= EXERCISE TASK =
In the entries below, count the lines holding "Time". Reply with the number only.

======== EXERCISE INPUT

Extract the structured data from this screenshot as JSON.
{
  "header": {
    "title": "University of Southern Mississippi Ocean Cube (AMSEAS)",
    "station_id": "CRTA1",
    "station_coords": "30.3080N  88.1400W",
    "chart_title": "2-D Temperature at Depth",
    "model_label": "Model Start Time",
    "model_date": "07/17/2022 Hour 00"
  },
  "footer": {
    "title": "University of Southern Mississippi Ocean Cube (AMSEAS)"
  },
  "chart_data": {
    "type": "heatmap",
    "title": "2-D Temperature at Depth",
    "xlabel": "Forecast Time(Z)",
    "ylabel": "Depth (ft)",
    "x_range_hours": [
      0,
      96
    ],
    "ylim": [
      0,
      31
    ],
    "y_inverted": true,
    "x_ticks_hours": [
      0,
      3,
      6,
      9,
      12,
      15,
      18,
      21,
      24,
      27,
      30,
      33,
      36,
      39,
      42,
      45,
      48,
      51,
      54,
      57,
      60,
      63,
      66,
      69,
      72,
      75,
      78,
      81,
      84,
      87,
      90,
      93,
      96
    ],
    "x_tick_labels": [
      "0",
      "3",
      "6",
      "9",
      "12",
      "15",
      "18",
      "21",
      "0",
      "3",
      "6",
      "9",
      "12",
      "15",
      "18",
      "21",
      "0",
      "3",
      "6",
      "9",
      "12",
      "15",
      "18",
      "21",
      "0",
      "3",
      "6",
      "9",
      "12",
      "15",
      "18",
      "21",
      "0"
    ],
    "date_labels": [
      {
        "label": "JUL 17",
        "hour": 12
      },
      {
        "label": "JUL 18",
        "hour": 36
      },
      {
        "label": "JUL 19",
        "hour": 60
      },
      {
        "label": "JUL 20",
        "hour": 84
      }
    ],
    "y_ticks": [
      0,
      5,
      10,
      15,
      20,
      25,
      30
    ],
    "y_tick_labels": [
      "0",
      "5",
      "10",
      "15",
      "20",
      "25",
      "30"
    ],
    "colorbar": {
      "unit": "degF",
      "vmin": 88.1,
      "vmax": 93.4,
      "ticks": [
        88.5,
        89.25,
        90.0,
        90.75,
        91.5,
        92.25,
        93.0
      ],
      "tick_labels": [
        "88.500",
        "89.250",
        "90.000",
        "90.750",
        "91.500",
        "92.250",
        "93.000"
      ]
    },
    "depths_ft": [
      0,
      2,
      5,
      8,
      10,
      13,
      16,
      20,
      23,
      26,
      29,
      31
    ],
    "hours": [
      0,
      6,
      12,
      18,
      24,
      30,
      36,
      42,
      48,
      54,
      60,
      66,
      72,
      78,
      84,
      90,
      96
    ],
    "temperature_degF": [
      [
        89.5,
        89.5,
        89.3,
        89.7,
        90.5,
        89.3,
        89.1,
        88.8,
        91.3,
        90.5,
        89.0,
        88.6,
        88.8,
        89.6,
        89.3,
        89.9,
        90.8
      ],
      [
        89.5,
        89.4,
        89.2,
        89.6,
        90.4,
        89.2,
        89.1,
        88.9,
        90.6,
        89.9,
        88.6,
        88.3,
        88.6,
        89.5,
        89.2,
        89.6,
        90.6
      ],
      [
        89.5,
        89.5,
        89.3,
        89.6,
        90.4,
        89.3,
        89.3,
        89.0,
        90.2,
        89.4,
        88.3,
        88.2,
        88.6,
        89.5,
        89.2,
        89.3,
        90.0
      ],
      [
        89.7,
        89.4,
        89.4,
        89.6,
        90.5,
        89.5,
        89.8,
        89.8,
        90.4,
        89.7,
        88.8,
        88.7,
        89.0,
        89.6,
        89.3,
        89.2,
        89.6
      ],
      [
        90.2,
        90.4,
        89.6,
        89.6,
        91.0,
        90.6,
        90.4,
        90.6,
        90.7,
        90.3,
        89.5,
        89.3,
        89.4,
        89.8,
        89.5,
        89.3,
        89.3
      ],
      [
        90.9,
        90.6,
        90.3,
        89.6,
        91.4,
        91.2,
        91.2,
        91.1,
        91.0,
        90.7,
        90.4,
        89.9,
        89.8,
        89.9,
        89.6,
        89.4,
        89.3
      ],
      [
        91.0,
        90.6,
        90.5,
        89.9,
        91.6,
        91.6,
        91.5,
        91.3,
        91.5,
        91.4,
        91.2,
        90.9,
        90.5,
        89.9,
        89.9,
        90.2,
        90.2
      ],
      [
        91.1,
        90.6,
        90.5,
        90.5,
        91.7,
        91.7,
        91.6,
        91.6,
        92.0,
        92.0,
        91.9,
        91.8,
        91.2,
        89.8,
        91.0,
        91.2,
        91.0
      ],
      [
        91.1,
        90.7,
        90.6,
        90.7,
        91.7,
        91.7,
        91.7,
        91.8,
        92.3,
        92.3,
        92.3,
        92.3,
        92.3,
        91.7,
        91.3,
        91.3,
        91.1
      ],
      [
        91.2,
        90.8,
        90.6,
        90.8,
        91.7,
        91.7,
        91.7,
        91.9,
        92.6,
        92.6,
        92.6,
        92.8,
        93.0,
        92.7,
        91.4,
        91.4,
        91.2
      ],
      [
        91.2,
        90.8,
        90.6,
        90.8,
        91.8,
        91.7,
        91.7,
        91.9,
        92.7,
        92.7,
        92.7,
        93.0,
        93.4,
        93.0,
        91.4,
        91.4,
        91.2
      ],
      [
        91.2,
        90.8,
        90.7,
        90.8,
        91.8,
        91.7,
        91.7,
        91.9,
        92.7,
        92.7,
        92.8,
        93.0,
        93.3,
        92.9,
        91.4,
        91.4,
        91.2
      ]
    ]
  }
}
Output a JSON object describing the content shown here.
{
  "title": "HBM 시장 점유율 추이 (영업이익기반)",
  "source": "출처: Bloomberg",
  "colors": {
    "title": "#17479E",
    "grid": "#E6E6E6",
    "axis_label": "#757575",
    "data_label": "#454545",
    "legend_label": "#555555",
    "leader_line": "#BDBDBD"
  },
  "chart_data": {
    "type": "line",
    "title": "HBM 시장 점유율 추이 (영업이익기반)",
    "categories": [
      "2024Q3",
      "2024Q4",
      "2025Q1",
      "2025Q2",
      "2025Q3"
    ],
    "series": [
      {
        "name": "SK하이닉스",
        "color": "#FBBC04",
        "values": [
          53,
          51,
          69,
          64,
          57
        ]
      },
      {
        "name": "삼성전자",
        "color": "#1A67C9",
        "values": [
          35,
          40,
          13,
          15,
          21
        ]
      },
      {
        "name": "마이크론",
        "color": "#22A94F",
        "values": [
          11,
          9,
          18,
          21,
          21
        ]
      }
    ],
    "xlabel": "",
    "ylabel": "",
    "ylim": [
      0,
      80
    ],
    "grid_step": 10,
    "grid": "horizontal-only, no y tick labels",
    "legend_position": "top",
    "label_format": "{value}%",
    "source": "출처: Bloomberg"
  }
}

================

= CORRECT ANSWER =
2